| Directive |
Transcribe every line of the records verbatim.

| Dataset excerpts |
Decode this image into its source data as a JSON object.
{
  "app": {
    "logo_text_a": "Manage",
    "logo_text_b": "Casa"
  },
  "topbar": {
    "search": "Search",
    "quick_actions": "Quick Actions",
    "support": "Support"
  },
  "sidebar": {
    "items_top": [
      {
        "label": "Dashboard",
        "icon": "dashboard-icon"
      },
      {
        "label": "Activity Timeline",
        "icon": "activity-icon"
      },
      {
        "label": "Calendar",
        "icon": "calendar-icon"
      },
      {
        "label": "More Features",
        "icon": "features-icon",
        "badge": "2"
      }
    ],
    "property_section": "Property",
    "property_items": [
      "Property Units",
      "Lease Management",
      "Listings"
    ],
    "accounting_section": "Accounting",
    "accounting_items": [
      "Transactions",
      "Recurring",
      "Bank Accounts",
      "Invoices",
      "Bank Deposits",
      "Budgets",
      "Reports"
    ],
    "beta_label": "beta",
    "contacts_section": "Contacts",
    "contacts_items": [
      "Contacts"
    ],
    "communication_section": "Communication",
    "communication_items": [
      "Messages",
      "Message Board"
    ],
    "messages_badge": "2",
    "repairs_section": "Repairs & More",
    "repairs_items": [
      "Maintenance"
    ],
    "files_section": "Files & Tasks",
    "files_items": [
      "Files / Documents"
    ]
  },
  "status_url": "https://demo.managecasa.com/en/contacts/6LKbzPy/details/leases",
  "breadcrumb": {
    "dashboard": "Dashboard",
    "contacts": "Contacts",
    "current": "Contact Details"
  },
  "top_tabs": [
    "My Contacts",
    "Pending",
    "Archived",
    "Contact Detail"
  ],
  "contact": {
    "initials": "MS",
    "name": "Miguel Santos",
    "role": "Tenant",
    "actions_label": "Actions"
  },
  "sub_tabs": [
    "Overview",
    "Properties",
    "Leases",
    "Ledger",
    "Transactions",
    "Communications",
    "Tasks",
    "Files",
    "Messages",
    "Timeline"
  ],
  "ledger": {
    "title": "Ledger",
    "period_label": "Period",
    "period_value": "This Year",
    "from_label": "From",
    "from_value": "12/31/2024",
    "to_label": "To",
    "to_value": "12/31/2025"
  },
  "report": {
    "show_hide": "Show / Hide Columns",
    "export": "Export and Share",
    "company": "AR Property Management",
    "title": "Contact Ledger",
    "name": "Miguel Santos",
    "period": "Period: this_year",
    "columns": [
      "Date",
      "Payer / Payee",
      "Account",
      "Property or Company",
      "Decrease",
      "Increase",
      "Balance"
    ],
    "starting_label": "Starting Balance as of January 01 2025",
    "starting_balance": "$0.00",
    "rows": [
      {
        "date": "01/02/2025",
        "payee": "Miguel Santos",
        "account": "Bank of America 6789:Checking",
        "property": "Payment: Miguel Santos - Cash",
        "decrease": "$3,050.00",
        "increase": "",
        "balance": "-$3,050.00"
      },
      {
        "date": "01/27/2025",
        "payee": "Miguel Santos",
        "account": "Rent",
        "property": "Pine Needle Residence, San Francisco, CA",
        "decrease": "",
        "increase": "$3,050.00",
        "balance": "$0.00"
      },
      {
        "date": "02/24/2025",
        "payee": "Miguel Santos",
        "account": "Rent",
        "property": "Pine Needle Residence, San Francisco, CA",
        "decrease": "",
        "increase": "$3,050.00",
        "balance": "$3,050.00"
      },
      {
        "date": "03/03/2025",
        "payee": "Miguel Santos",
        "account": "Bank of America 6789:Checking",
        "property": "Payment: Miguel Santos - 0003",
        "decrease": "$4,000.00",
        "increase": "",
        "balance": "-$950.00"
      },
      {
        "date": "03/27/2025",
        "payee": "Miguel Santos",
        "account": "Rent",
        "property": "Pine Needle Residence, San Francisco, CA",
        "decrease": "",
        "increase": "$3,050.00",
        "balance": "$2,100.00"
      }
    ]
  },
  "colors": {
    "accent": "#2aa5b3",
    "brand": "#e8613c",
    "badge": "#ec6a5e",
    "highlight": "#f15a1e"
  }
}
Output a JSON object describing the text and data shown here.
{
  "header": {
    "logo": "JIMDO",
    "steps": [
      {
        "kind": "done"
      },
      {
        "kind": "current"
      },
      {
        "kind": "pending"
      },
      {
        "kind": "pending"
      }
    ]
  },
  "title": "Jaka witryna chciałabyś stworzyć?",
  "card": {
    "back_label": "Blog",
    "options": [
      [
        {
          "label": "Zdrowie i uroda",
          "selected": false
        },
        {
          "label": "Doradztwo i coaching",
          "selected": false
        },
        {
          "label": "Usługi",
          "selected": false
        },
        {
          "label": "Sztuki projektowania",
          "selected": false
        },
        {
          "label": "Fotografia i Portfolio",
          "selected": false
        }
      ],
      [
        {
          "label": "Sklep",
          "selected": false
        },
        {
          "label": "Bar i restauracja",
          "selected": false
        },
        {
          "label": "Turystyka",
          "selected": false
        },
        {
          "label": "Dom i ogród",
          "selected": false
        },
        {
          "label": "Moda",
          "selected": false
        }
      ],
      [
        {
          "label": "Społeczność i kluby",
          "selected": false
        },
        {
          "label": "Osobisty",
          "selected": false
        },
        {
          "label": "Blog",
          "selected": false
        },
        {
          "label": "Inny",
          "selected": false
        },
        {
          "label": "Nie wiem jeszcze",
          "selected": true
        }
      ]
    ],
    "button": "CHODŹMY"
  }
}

| Response to this task |
Decode this image into its source data as a JSON object.
{
  "app": {
    "logo_text_a": "Manage",
    "logo_text_b": "Casa"
  },
  "topbar": {
    "search": "Search",
    "quick_actions": "Quick Actions",
    "support": "Support"
  },
  "sidebar": {
    "items_top": [
      {
        "label": "Dashboard",
        "icon": "dashboard-icon"
      },
      {
        "label": "Activity Timeline",
        "icon": "activity-icon"
      },
      {
        "label": "Calendar",
        "icon": "calendar-icon"
      },
      {
        "label": "More Features",
        "icon": "features-icon",
        "badge": "2"
      }
    ],
    "property_section": "Property",
    "property_items": [
      "Property Units",
      "Lease Management",
      "Listings"
    ],
    "accounting_section": "Accounting",
    "accounting_items": [
      "Transactions",
      "Recurring",
      "Bank Accounts",
      "Invoices",
      "Bank Deposits",
      "Budgets",
      "Reports"
    ],
    "beta_label": "beta",
    "contacts_section": "Contacts",
    "contacts_items": [
      "Contacts"
    ],
    "communication_section": "Communication",
    "communication_items": [
      "Messages",
      "Message Board"
    ],
    "messages_badge": "2",
    "repairs_section": "Repairs & More",
    "repairs_items": [
      "Maintenance"
    ],
    "files_section": "Files & Tasks",
    "files_items": [
      "Files / Documents"
    ]
  },
  "status_url": "https://demo.managecasa.com/en/contacts/6LKbzPy/details/leases",
  "breadcrumb": {
    "dashboard": "Dashboard",
    "contacts": "Contacts",
    "current": "Contact Details"
  },
  "top_tabs": [
    "My Contacts",
    "Pending",
    "Archived",
    "Contact Detail"
  ],
  "contact": {
    "initials": "MS",
    "name": "Miguel Santos",
    "role": "Tenant",
    "actions_label": "Actions"
  },
  "sub_tabs": [
    "Overview",
    "Properties",
    "Leases",
    "Ledger",
    "Transactions",
    "Communications",
    "Tasks",
    "Files",
    "Messages",
    "Timeline"
  ],
  "ledger": {
    "title": "Ledger",
    "period_label": "Period",
    "period_value": "This Year",
    "from_label": "From",
    "from_value": "12/31/2024",
    "to_label": "To",
    "to_value": "12/31/2025"
  },
  "report": {
    "show_hide": "Show / Hide Columns",
    "export": "Export and Share",
    "company": "AR Property Management",
    "title": "Contact Ledger",
    "name": "Miguel Santos",
    "period": "Period: this_year",
    "columns": [
      "Date",
      "Payer / Payee",
      "Account",
      "Property or Company",
      "Decrease",
      "Increase",
      "Balance"
    ],
    "starting_label": "Starting Balance as of January 01 2025",
    "starting_balance": "$0.00",
    "rows": [
      {
        "date": "01/02/2025",
        "payee": "Miguel Santos",
        "account": "Bank of America 6789:Checking",
        "property": "Payment: Miguel Santos - Cash",
        "decrease": "$3,050.00",
        "increase": "",
        "balance": "-$3,050.00"
      },
      {
        "date": "01/27/2025",
        "payee": "Miguel Santos",
        "account": "Rent",
        "property": "Pine Needle Residence, San Francisco, CA",
        "decrease": "",
        "increase": "$3,050.00",
        "balance": "$0.00"
      },
      {
        "date": "02/24/2025",
        "payee": "Miguel Santos",
        "account": "Rent",
        "property": "Pine Needle Residence, San Francisco, CA",
        "decrease": "",
        "increase": "$3,050.00",
        "balance": "$3,050.00"
      },
      {
        "date": "03/03/2025",
        "payee": "Miguel Santos",
        "account": "Bank of America 6789:Checking",
        "property": "Payment: Miguel Santos - 0003",
        "decrease": "$4,000.00",
        "increase": "",
        "balance": "-$950.00"
      },
      {
        "date": "03/27/2025",
        "payee": "Miguel Santos",
        "account": "Rent",
        "property": "Pine Needle Residence, San Francisco, CA",
        "decrease": "",
        "increase": "$3,050.00",
        "balance": "$2,100.00"
      }
    ]
  },
  "colors": {
    "accent": "#2aa5b3",
    "brand": "#e8613c",
    "badge": "#ec6a5e",
    "highlight": "#f15a1e"
  }
}
Output a JSON object describing the text and data shown here.
{
  "header": {
    "logo": "JIMDO",
    "steps": [
      {
        "kind": "done"
      },
      {
        "kind": "current"
      },
      {
        "kind": "pending"
      },
      {
        "kind": "pending"
      }
    ]
  },
  "title": "Jaka witryna chciałabyś stworzyć?",
  "card": {
    "back_label": "Blog",
    "options": [
      [
        {
          "label": "Zdrowie i uroda",
          "selected": false
        },
        {
          "label": "Doradztwo i coaching",
          "selected": false
        },
        {
          "label": "Usługi",
          "selected": false
        },
        {
          "label": "Sztuki projektowania",
          "selected": false
        },
        {
          "label": "Fotografia i Portfolio",
          "selected": false
        }
      ],
      [
        {
          "label": "Sklep",
          "selected": false
        },
        {
          "label": "Bar i restauracja",
          "selected": false
        },
        {
          "label": "Turystyka",
          "selected": false
        },
        {
          "label": "Dom i ogród",
          "selected": false
        },
        {
          "label": "Moda",
          "selected": false
        }
      ],
      [
        {
          "label": "Społeczność i kluby",
          "selected": false
        },
        {
          "label": "Osobisty",
          "selected": false
        },
        {
          "label": "Blog",
          "selected": false
        },
        {
          "label": "Inny",
          "selected": false
        },
        {
          "label": "Nie wiem jeszcze",
          "selected": true
        }
      ]
    ],
    "button": "CHODŹMY"
  }
}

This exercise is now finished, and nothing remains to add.